Copy every line from the material below that holds "close".
### RAW DATA
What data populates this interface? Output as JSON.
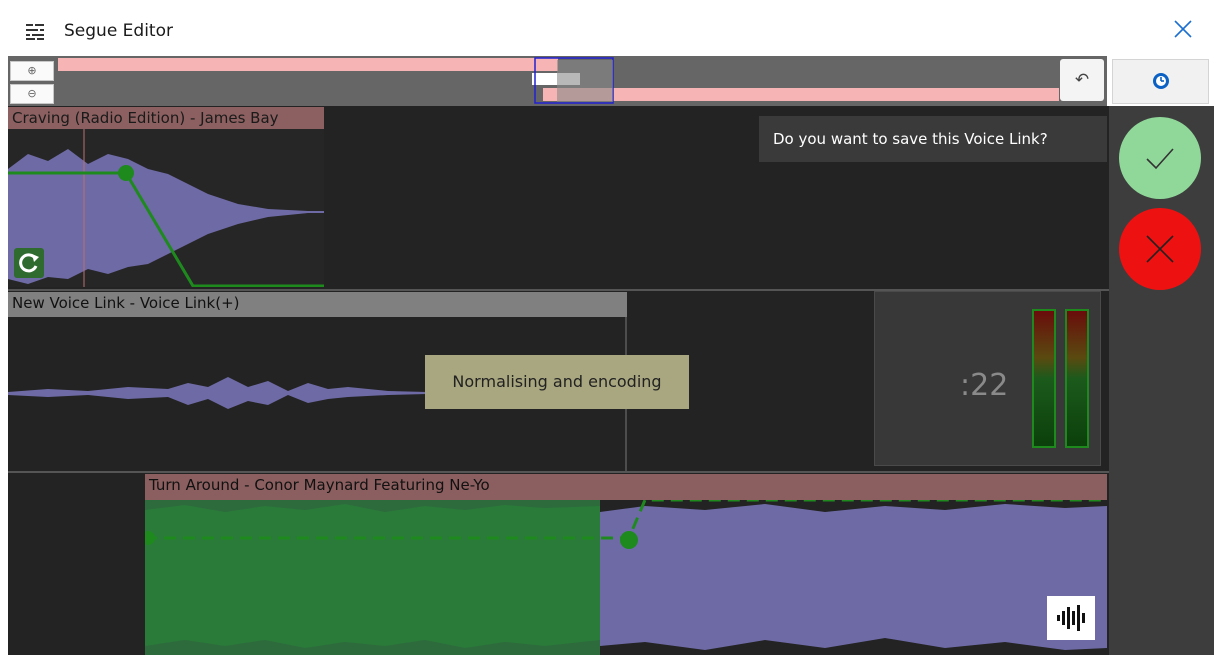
{
  "window": {
    "title": "Segue Editor",
    "app_icon": "sliders-icon",
    "close_icon": "close-icon"
  },
  "overview": {
    "zoom_in_icon": "zoom-in-icon",
    "zoom_out_icon": "zoom-out-icon",
    "undo_icon": "undo-icon",
    "clock_icon": "clock-icon"
  },
  "tracks": [
    {
      "title": "Craving (Radio Edition) - James Bay",
      "color": "#8c6060"
    },
    {
      "title": "New Voice Link - Voice Link(+)",
      "color": "#808080"
    },
    {
      "title": "Turn Around - Conor Maynard Featuring Ne-Yo",
      "color": "#8b5f5f"
    }
  ],
  "prompt": "Do you want to save this Voice Link?",
  "status": "Normalising and encoding",
  "timer": ":22",
  "actions": {
    "accept_icon": "check-icon",
    "reject_icon": "close-icon",
    "waveform_icon": "waveform-icon",
    "loop_icon": "refresh-icon"
  },
  "colors": {
    "waveform": "#6e6aa6",
    "fade": "#1e8a1e",
    "accept": "#90d89a",
    "reject": "#ee1111"
  }
}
######
*RESPONSE*
    "close_icon": "close-icon"
    "reject_icon": "close-icon",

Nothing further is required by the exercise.